* TASK REQUIREMENTS: Every line of the material is to be repeated exactly as it stands.
########################################
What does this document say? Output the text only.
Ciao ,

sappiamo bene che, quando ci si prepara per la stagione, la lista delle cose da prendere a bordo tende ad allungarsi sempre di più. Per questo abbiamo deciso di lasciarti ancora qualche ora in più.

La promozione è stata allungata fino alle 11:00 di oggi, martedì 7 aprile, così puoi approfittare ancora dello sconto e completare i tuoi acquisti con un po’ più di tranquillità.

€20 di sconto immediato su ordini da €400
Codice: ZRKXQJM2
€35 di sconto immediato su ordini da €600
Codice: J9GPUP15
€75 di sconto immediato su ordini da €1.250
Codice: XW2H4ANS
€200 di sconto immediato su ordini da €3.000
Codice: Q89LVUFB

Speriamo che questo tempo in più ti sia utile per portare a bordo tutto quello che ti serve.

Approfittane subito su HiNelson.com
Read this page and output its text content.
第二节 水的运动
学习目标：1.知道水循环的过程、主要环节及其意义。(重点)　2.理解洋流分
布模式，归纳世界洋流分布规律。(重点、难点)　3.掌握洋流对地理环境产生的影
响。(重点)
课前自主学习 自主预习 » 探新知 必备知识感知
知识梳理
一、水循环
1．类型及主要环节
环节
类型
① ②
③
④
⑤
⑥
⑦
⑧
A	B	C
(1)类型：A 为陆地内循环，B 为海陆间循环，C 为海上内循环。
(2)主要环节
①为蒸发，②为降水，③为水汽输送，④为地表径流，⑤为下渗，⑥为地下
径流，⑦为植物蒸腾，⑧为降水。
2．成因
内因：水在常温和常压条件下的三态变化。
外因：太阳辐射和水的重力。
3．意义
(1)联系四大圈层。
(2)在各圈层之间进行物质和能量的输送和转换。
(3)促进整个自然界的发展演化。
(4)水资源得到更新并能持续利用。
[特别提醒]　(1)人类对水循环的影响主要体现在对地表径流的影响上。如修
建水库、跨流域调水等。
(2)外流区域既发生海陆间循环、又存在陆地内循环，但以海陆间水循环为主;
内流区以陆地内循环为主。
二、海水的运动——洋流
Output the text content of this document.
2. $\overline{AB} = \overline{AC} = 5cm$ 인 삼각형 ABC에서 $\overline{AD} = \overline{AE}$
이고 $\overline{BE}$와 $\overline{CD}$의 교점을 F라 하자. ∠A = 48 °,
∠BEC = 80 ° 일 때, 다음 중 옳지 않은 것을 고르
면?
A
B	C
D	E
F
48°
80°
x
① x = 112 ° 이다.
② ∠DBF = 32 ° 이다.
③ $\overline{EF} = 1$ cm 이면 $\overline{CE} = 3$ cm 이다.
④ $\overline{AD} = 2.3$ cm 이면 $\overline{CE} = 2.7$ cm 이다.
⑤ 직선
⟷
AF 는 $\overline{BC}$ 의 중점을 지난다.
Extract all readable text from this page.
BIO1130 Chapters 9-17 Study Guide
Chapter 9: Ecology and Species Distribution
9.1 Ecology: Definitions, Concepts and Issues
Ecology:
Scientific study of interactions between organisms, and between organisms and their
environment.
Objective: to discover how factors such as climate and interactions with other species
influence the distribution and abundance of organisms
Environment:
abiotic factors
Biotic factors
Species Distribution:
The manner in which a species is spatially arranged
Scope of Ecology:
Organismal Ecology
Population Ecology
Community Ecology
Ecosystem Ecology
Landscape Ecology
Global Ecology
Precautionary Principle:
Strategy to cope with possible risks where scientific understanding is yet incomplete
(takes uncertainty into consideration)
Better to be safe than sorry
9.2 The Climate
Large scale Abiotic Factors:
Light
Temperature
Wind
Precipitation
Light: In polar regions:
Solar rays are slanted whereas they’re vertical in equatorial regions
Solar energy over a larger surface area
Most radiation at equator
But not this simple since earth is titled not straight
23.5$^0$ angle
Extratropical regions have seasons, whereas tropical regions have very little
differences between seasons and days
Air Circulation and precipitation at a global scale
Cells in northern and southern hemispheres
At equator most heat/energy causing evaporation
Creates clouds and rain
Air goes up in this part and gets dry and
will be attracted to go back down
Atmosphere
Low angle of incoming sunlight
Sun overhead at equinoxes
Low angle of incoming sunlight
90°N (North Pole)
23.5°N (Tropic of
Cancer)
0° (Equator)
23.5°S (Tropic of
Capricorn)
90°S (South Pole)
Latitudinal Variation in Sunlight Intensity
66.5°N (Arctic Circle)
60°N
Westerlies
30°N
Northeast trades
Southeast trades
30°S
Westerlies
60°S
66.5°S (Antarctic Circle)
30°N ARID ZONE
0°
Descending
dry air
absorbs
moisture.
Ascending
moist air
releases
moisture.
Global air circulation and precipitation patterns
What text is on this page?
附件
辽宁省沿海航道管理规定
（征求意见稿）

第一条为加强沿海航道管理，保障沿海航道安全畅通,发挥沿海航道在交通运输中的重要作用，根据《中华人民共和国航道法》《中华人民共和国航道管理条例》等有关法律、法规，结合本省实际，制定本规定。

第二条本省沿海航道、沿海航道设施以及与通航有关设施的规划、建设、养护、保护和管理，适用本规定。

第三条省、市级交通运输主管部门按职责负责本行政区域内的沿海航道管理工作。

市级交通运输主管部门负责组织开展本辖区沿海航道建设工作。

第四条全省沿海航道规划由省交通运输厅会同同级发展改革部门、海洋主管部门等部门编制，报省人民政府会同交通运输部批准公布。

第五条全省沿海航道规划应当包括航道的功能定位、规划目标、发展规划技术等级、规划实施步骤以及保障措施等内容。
########################################
* COMPLETED TASK:
What does this document say? Output the text only.
Ciao ,

sappiamo bene che, quando ci si prepara per la stagione, la lista delle cose da prendere a bordo tende ad allungarsi sempre di più. Per questo abbiamo deciso di lasciarti ancora qualche ora in più.

La promozione è stata allungata fino alle 11:00 di oggi, martedì 7 aprile, così puoi approfittare ancora dello sconto e completare i tuoi acquisti con un po’ più di tranquillità.

€20 di sconto immediato su ordini da €400
Codice: ZRKXQJM2
€35 di sconto immediato su ordini da €600
Codice: J9GPUP15
€75 di sconto immediato su ordini da €1.250
Codice: XW2H4ANS
€200 di sconto immediato su ordini da €3.000
Codice: Q89LVUFB

Speriamo che questo tempo in più ti sia utile per portare a bordo tutto quello che ti serve.

Approfittane subito su HiNelson.com
Read this page and output its text content.
第二节 水的运动
学习目标：1.知道水循环的过程、主要环节及其意义。(重点)　2.理解洋流分
布模式，归纳世界洋流分布规律。(重点、难点)　3.掌握洋流对地理环境产生的影
响。(重点)
课前自主学习 自主预习 » 探新知 必备知识感知
知识梳理
一、水循环
1．类型及主要环节
环节
类型
① ②
③
④
⑤
⑥
⑦
⑧
A	B	C
(1)类型：A 为陆地内循环，B 为海陆间循环，C 为海上内循环。
(2)主要环节
①为蒸发，②为降水，③为水汽输送，④为地表径流，⑤为下渗，⑥为地下
径流，⑦为植物蒸腾，⑧为降水。
2．成因
内因：水在常温和常压条件下的三态变化。
外因：太阳辐射和水的重力。
3．意义
(1)联系四大圈层。
(2)在各圈层之间进行物质和能量的输送和转换。
(3)促进整个自然界的发展演化。
(4)水资源得到更新并能持续利用。
[特别提醒]　(1)人类对水循环的影响主要体现在对地表径流的影响上。如修
建水库、跨流域调水等。
(2)外流区域既发生海陆间循环、又存在陆地内循环，但以海陆间水循环为主;
内流区以陆地内循环为主。
二、海水的运动——洋流
Output the text content of this document.
2. $\overline{AB} = \overline{AC} = 5cm$ 인 삼각형 ABC에서 $\overline{AD} = \overline{AE}$
이고 $\overline{BE}$와 $\overline{CD}$의 교점을 F라 하자. ∠A = 48 °,
∠BEC = 80 ° 일 때, 다음 중 옳지 않은 것을 고르
면?
A
B	C
D	E
F
48°
80°
x
① x = 112 ° 이다.
② ∠DBF = 32 ° 이다.
③ $\overline{EF} = 1$ cm 이면 $\overline{CE} = 3$ cm 이다.
④ $\overline{AD} = 2.3$ cm 이면 $\overline{CE} = 2.7$ cm 이다.
⑤ 직선
⟷
AF 는 $\overline{BC}$ 의 중점을 지난다.
Extract all readable text from this page.
BIO1130 Chapters 9-17 Study Guide
Chapter 9: Ecology and Species Distribution
9.1 Ecology: Definitions, Concepts and Issues
Ecology:
Scientific study of interactions between organisms, and between organisms and their
environment.
Objective: to discover how factors such as climate and interactions with other species
influence the distribution and abundance of organisms
Environment:
abiotic factors
Biotic factors
Species Distribution:
The manner in which a species is spatially arranged
Scope of Ecology:
Organismal Ecology
Population Ecology
Community Ecology
Ecosystem Ecology
Landscape Ecology
Global Ecology
Precautionary Principle:
Strategy to cope with possible risks where scientific understanding is yet incomplete
(takes uncertainty into consideration)
Better to be safe than sorry
9.2 The Climate
Large scale Abiotic Factors:
Light
Temperature
Wind
Precipitation
Light: In polar regions:
Solar rays are slanted whereas they’re vertical in equatorial regions
Solar energy over a larger surface area
Most radiation at equator
But not this simple since earth is titled not straight
23.5$^0$ angle
Extratropical regions have seasons, whereas tropical regions have very little
differences between seasons and days
Air Circulation and precipitation at a global scale
Cells in northern and southern hemispheres
At equator most heat/energy causing evaporation
Creates clouds and rain
Air goes up in this part and gets dry and
will be attracted to go back down
Atmosphere
Low angle of incoming sunlight
Sun overhead at equinoxes
Low angle of incoming sunlight
90°N (North Pole)
23.5°N (Tropic of
Cancer)
0° (Equator)
23.5°S (Tropic of
Capricorn)
90°S (South Pole)
Latitudinal Variation in Sunlight Intensity
66.5°N (Arctic Circle)
60°N
Westerlies
30°N
Northeast trades
Southeast trades
30°S
Westerlies
60°S
66.5°S (Antarctic Circle)
30°N ARID ZONE
0°
Descending
dry air
absorbs
moisture.
Ascending
moist air
releases
moisture.
Global air circulation and precipitation patterns
What text is on this page?
附件
辽宁省沿海航道管理规定
（征求意见稿）

第一条为加强沿海航道管理，保障沿海航道安全畅通,发挥沿海航道在交通运输中的重要作用，根据《中华人民共和国航道法》《中华人民共和国航道管理条例》等有关法律、法规，结合本省实际，制定本规定。

第二条本省沿海航道、沿海航道设施以及与通航有关设施的规划、建设、养护、保护和管理，适用本规定。

第三条省、市级交通运输主管部门按职责负责本行政区域内的沿海航道管理工作。

市级交通运输主管部门负责组织开展本辖区沿海航道建设工作。

第四条全省沿海航道规划由省交通运输厅会同同级发展改革部门、海洋主管部门等部门编制，报省人民政府会同交通运输部批准公布。

第五条全省沿海航道规划应当包括航道的功能定位、规划目标、发展规划技术等级、规划实施步骤以及保障措施等内容。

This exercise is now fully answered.